Task details: Exact repetition of every entry is required.

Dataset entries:
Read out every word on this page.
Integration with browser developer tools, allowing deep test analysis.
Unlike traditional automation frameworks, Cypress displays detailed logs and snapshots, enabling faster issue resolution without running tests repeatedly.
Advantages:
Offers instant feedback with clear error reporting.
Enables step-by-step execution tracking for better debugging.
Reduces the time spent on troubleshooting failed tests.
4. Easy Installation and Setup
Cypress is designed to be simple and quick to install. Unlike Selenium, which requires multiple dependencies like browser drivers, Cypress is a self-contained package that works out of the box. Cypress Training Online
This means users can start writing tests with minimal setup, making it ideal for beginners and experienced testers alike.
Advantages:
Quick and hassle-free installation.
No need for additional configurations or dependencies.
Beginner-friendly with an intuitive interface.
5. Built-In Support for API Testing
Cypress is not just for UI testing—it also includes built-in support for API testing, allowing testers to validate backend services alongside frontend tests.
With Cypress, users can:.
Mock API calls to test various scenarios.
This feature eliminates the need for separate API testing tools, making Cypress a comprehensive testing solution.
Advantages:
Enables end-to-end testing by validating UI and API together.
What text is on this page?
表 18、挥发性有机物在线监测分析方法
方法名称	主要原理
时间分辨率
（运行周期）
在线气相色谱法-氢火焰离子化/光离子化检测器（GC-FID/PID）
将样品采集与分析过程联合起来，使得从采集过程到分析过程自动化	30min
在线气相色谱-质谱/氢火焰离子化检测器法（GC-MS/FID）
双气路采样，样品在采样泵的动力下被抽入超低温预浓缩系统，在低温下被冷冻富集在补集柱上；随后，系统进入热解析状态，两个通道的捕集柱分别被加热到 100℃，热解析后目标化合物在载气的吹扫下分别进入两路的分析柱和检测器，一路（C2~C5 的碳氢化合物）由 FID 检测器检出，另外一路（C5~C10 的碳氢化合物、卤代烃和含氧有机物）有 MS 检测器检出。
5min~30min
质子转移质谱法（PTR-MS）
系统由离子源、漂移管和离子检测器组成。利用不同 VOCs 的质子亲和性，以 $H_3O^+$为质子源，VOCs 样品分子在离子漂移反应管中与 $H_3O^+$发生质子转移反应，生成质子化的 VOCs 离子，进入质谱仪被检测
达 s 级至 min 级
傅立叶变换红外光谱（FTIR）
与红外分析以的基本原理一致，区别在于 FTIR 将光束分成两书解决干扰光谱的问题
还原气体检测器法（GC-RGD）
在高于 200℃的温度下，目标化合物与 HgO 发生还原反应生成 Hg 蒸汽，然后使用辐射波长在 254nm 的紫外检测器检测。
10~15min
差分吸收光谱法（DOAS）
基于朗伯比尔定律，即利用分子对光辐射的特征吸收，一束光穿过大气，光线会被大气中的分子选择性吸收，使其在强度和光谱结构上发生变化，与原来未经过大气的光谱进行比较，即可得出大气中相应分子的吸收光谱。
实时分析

Solved problem:
Read out every word on this page.
Integration with browser developer tools, allowing deep test analysis.
Unlike traditional automation frameworks, Cypress displays detailed logs and snapshots, enabling faster issue resolution without running tests repeatedly.
Advantages:
Offers instant feedback with clear error reporting.
Enables step-by-step execution tracking for better debugging.
Reduces the time spent on troubleshooting failed tests.
4. Easy Installation and Setup
Cypress is designed to be simple and quick to install. Unlike Selenium, which requires multiple dependencies like browser drivers, Cypress is a self-contained package that works out of the box. Cypress Training Online
This means users can start writing tests with minimal setup, making it ideal for beginners and experienced testers alike.
Advantages:
Quick and hassle-free installation.
No need for additional configurations or dependencies.
Beginner-friendly with an intuitive interface.
5. Built-In Support for API Testing
Cypress is not just for UI testing—it also includes built-in support for API testing, allowing testers to validate backend services alongside frontend tests.
With Cypress, users can:.
Mock API calls to test various scenarios.
This feature eliminates the need for separate API testing tools, making Cypress a comprehensive testing solution.
Advantages:
Enables end-to-end testing by validating UI and API together.
What text is on this page?
表 18、挥发性有机物在线监测分析方法
方法名称	主要原理
时间分辨率
（运行周期）
在线气相色谱法-氢火焰离子化/光离子化检测器（GC-FID/PID）
将样品采集与分析过程联合起来，使得从采集过程到分析过程自动化	30min
在线气相色谱-质谱/氢火焰离子化检测器法（GC-MS/FID）
双气路采样，样品在采样泵的动力下被抽入超低温预浓缩系统，在低温下被冷冻富集在补集柱上；随后，系统进入热解析状态，两个通道的捕集柱分别被加热到 100℃，热解析后目标化合物在载气的吹扫下分别进入两路的分析柱和检测器，一路（C2~C5 的碳氢化合物）由 FID 检测器检出，另外一路（C5~C10 的碳氢化合物、卤代烃和含氧有机物）有 MS 检测器检出。
5min~30min
质子转移质谱法（PTR-MS）
系统由离子源、漂移管和离子检测器组成。利用不同 VOCs 的质子亲和性，以 $H_3O^+$为质子源，VOCs 样品分子在离子漂移反应管中与 $H_3O^+$发生质子转移反应，生成质子化的 VOCs 离子，进入质谱仪被检测
达 s 级至 min 级
傅立叶变换红外光谱（FTIR）
与红外分析以的基本原理一致，区别在于 FTIR 将光束分成两书解决干扰光谱的问题
还原气体检测器法（GC-RGD）
在高于 200℃的温度下，目标化合物与 HgO 发生还原反应生成 Hg 蒸汽，然后使用辐射波长在 254nm 的紫外检测器检测。
10~15min
差分吸收光谱法（DOAS）
基于朗伯比尔定律，即利用分子对光辐射的特征吸收，一束光穿过大气，光线会被大气中的分子选择性吸收，使其在强度和光谱结构上发生变化，与原来未经过大气的光谱进行比较，即可得出大气中相应分子的吸收光谱。
实时分析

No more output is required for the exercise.